Task goal — Output each line exactly as it appears, skipping any embedded picture.

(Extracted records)
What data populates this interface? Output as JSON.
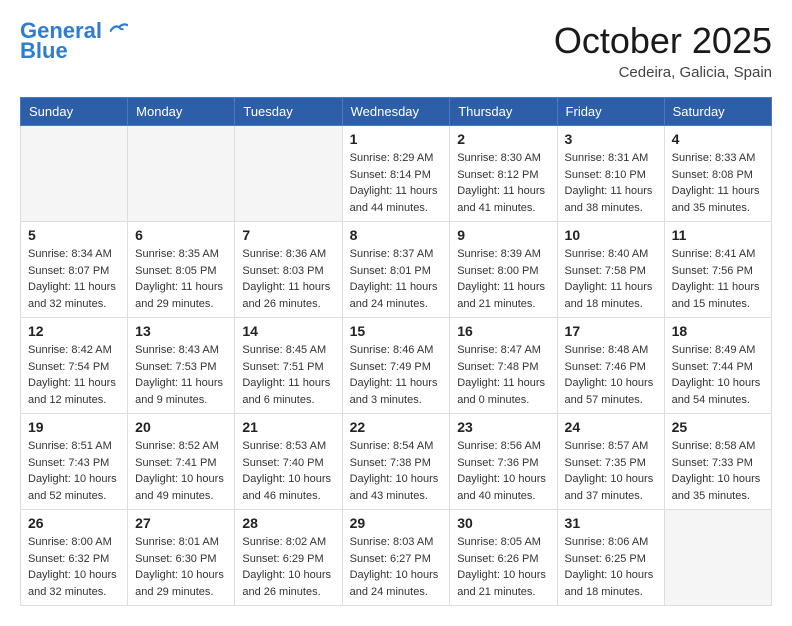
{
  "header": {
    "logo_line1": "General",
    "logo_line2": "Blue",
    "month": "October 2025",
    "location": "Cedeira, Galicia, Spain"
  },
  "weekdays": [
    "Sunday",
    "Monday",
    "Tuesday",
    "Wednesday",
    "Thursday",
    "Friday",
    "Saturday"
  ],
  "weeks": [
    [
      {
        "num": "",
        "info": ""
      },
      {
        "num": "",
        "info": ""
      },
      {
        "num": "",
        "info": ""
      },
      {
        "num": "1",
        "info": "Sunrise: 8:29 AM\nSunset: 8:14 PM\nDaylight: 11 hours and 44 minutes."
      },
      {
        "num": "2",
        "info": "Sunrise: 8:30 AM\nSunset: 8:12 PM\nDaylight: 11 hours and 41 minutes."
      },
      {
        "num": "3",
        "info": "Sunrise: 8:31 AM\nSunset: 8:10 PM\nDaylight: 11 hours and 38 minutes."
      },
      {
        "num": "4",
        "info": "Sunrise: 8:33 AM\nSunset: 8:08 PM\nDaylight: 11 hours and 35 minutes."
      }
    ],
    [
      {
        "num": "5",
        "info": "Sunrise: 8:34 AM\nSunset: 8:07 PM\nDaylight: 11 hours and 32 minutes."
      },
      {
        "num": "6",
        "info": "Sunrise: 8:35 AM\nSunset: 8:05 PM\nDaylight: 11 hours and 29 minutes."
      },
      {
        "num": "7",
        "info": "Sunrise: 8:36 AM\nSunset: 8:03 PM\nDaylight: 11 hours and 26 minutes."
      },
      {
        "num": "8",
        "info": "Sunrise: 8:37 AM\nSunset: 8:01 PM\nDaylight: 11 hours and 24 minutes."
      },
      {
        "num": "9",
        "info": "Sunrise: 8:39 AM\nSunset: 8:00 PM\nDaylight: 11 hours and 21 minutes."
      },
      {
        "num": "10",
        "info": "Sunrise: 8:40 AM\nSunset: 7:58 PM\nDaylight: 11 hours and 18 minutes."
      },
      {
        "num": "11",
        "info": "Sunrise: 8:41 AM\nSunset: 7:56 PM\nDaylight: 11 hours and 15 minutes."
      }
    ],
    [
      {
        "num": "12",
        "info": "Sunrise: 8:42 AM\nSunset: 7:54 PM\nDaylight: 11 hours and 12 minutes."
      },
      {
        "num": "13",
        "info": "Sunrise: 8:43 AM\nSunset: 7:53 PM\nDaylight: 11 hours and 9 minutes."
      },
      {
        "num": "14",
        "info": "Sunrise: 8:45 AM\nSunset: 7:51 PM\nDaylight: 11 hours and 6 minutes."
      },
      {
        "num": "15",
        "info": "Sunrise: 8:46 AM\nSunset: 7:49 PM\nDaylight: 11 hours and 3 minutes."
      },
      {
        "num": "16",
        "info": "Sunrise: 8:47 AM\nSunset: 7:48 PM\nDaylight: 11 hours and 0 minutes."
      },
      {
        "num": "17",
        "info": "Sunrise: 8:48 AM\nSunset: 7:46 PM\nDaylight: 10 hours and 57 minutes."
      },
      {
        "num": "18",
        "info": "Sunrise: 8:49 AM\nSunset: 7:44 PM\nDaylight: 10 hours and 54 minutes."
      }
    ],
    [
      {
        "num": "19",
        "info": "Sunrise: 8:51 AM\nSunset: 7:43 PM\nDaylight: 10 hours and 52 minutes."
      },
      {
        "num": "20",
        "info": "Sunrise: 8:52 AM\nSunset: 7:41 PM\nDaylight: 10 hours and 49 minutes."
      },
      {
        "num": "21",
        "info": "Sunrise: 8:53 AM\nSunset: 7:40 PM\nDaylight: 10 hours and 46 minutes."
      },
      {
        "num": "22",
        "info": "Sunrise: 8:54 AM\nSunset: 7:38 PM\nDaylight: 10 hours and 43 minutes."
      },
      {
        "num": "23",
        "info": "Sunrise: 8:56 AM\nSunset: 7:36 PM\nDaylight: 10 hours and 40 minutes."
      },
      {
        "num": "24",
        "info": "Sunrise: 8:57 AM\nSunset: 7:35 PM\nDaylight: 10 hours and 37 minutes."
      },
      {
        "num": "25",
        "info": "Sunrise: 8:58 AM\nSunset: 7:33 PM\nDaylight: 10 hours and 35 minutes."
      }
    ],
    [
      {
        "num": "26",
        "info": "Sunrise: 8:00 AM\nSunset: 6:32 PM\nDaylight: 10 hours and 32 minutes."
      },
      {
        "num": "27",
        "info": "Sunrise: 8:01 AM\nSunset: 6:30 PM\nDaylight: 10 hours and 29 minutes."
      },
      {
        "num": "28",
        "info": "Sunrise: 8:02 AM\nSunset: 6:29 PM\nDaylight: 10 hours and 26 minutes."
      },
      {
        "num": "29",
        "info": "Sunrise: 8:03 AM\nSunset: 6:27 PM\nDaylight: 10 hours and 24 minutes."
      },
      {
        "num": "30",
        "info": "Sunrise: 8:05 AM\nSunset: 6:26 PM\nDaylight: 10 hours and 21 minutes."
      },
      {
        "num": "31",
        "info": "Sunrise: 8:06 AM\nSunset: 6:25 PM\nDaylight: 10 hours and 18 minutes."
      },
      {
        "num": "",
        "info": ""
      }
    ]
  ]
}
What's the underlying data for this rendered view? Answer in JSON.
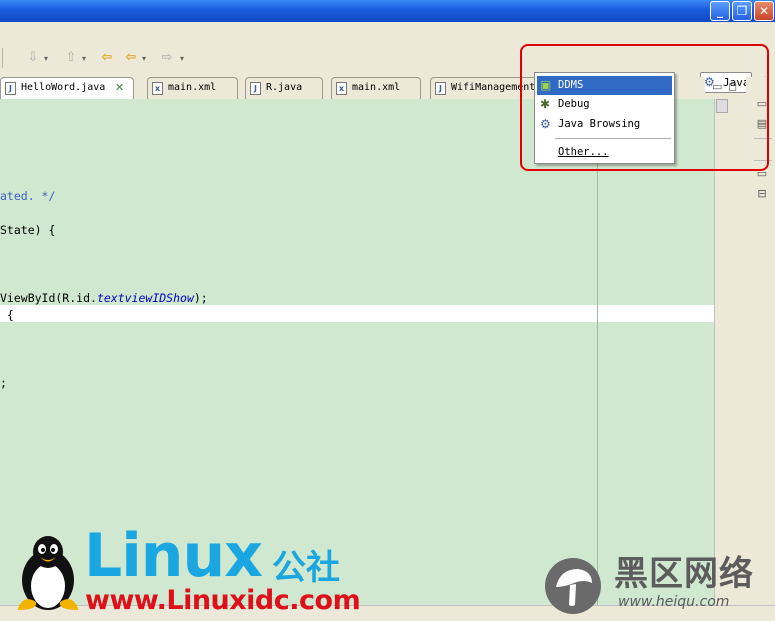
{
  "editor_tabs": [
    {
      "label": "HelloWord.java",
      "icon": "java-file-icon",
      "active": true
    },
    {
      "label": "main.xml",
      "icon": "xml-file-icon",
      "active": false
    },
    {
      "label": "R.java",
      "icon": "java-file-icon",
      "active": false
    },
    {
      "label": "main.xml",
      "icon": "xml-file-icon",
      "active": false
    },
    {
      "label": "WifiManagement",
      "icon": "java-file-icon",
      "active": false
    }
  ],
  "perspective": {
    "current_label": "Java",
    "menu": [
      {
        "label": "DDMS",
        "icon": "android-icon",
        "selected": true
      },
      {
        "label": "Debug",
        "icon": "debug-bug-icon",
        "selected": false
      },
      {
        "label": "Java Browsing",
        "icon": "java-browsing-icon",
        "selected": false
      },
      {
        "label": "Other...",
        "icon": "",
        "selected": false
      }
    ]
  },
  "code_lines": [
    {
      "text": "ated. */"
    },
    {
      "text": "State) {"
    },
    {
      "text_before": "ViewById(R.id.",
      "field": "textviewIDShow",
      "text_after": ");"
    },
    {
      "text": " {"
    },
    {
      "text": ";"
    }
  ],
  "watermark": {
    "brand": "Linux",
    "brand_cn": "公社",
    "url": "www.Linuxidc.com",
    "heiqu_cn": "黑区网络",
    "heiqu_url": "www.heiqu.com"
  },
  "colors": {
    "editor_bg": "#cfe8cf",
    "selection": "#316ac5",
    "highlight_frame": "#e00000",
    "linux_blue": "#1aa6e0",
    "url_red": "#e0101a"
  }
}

The output —
What data populates this interface? Output as JSON.
{
  "header": {
    "logo_line1": "General",
    "logo_line2": "Blue",
    "month": "October 2025",
    "location": "Cedeira, Galicia, Spain"
  },
  "weekdays": [
    "Sunday",
    "Monday",
    "Tuesday",
    "Wednesday",
    "Thursday",
    "Friday",
    "Saturday"
  ],
  "weeks": [
    [
      {
        "num": "",
        "info": ""
      },
      {
        "num": "",
        "info": ""
      },
      {
        "num": "",
        "info": ""
      },
      {
        "num": "1",
        "info": "Sunrise: 8:29 AM\nSunset: 8:14 PM\nDaylight: 11 hours and 44 minutes."
      },
      {
        "num": "2",
        "info": "Sunrise: 8:30 AM\nSunset: 8:12 PM\nDaylight: 11 hours and 41 minutes."
      },
      {
        "num": "3",
        "info": "Sunrise: 8:31 AM\nSunset: 8:10 PM\nDaylight: 11 hours and 38 minutes."
      },
      {
        "num": "4",
        "info": "Sunrise: 8:33 AM\nSunset: 8:08 PM\nDaylight: 11 hours and 35 minutes."
      }
    ],
    [
      {
        "num": "5",
        "info": "Sunrise: 8:34 AM\nSunset: 8:07 PM\nDaylight: 11 hours and 32 minutes."
      },
      {
        "num": "6",
        "info": "Sunrise: 8:35 AM\nSunset: 8:05 PM\nDaylight: 11 hours and 29 minutes."
      },
      {
        "num": "7",
        "info": "Sunrise: 8:36 AM\nSunset: 8:03 PM\nDaylight: 11 hours and 26 minutes."
      },
      {
        "num": "8",
        "info": "Sunrise: 8:37 AM\nSunset: 8:01 PM\nDaylight: 11 hours and 24 minutes."
      },
      {
        "num": "9",
        "info": "Sunrise: 8:39 AM\nSunset: 8:00 PM\nDaylight: 11 hours and 21 minutes."
      },
      {
        "num": "10",
        "info": "Sunrise: 8:40 AM\nSunset: 7:58 PM\nDaylight: 11 hours and 18 minutes."
      },
      {
        "num": "11",
        "info": "Sunrise: 8:41 AM\nSunset: 7:56 PM\nDaylight: 11 hours and 15 minutes."
      }
    ],
    [
      {
        "num": "12",
        "info": "Sunrise: 8:42 AM\nSunset: 7:54 PM\nDaylight: 11 hours and 12 minutes."
      },
      {
        "num": "13",
        "info": "Sunrise: 8:43 AM\nSunset: 7:53 PM\nDaylight: 11 hours and 9 minutes."
      },
      {
        "num": "14",
        "info": "Sunrise: 8:45 AM\nSunset: 7:51 PM\nDaylight: 11 hours and 6 minutes."
      },
      {
        "num": "15",
        "info": "Sunrise: 8:46 AM\nSunset: 7:49 PM\nDaylight: 11 hours and 3 minutes."
      },
      {
        "num": "16",
        "info": "Sunrise: 8:47 AM\nSunset: 7:48 PM\nDaylight: 11 hours and 0 minutes."
      },
      {
        "num": "17",
        "info": "Sunrise: 8:48 AM\nSunset: 7:46 PM\nDaylight: 10 hours and 57 minutes."
      },
      {
        "num": "18",
        "info": "Sunrise: 8:49 AM\nSunset: 7:44 PM\nDaylight: 10 hours and 54 minutes."
      }
    ],
    [
      {
        "num": "19",
        "info": "Sunrise: 8:51 AM\nSunset: 7:43 PM\nDaylight: 10 hours and 52 minutes."
      },
      {
        "num": "20",
        "info": "Sunrise: 8:52 AM\nSunset: 7:41 PM\nDaylight: 10 hours and 49 minutes."
      },
      {
        "num": "21",
        "info": "Sunrise: 8:53 AM\nSunset: 7:40 PM\nDaylight: 10 hours and 46 minutes."
      },
      {
        "num": "22",
        "info": "Sunrise: 8:54 AM\nSunset: 7:38 PM\nDaylight: 10 hours and 43 minutes."
      },
      {
        "num": "23",
        "info": "Sunrise: 8:56 AM\nSunset: 7:36 PM\nDaylight: 10 hours and 40 minutes."
      },
      {
        "num": "24",
        "info": "Sunrise: 8:57 AM\nSunset: 7:35 PM\nDaylight: 10 hours and 37 minutes."
      },
      {
        "num": "25",
        "info": "Sunrise: 8:58 AM\nSunset: 7:33 PM\nDaylight: 10 hours and 35 minutes."
      }
    ],
    [
      {
        "num": "26",
        "info": "Sunrise: 8:00 AM\nSunset: 6:32 PM\nDaylight: 10 hours and 32 minutes."
      },
      {
        "num": "27",
        "info": "Sunrise: 8:01 AM\nSunset: 6:30 PM\nDaylight: 10 hours and 29 minutes."
      },
      {
        "num": "28",
        "info": "Sunrise: 8:02 AM\nSunset: 6:29 PM\nDaylight: 10 hours and 26 minutes."
      },
      {
        "num": "29",
        "info": "Sunrise: 8:03 AM\nSunset: 6:27 PM\nDaylight: 10 hours and 24 minutes."
      },
      {
        "num": "30",
        "info": "Sunrise: 8:05 AM\nSunset: 6:26 PM\nDaylight: 10 hours and 21 minutes."
      },
      {
        "num": "31",
        "info": "Sunrise: 8:06 AM\nSunset: 6:25 PM\nDaylight: 10 hours and 18 minutes."
      },
      {
        "num": "",
        "info": ""
      }
    ]
  ]
}
What's the underlying data for this rendered view? Answer in JSON.
{
  "editor_tabs": [
    {
      "label": "HelloWord.java",
      "icon": "java-file-icon",
      "active": true
    },
    {
      "label": "main.xml",
      "icon": "xml-file-icon",
      "active": false
    },
    {
      "label": "R.java",
      "icon": "java-file-icon",
      "active": false
    },
    {
      "label": "main.xml",
      "icon": "xml-file-icon",
      "active": false
    },
    {
      "label": "WifiManagement",
      "icon": "java-file-icon",
      "active": false
    }
  ],
  "perspective": {
    "current_label": "Java",
    "menu": [
      {
        "label": "DDMS",
        "icon": "android-icon",
        "selected": true
      },
      {
        "label": "Debug",
        "icon": "debug-bug-icon",
        "selected": false
      },
      {
        "label": "Java Browsing",
        "icon": "java-browsing-icon",
        "selected": false
      },
      {
        "label": "Other...",
        "icon": "",
        "selected": false
      }
    ]
  },
  "code_lines": [
    {
      "text": "ated. */"
    },
    {
      "text": "State) {"
    },
    {
      "text_before": "ViewById(R.id.",
      "field": "textviewIDShow",
      "text_after": ");"
    },
    {
      "text": " {"
    },
    {
      "text": ";"
    }
  ],
  "watermark": {
    "brand": "Linux",
    "brand_cn": "公社",
    "url": "www.Linuxidc.com",
    "heiqu_cn": "黑区网络",
    "heiqu_url": "www.heiqu.com"
  },
  "colors": {
    "editor_bg": "#cfe8cf",
    "selection": "#316ac5",
    "highlight_frame": "#e00000",
    "linux_blue": "#1aa6e0",
    "url_red": "#e0101a"
  }
}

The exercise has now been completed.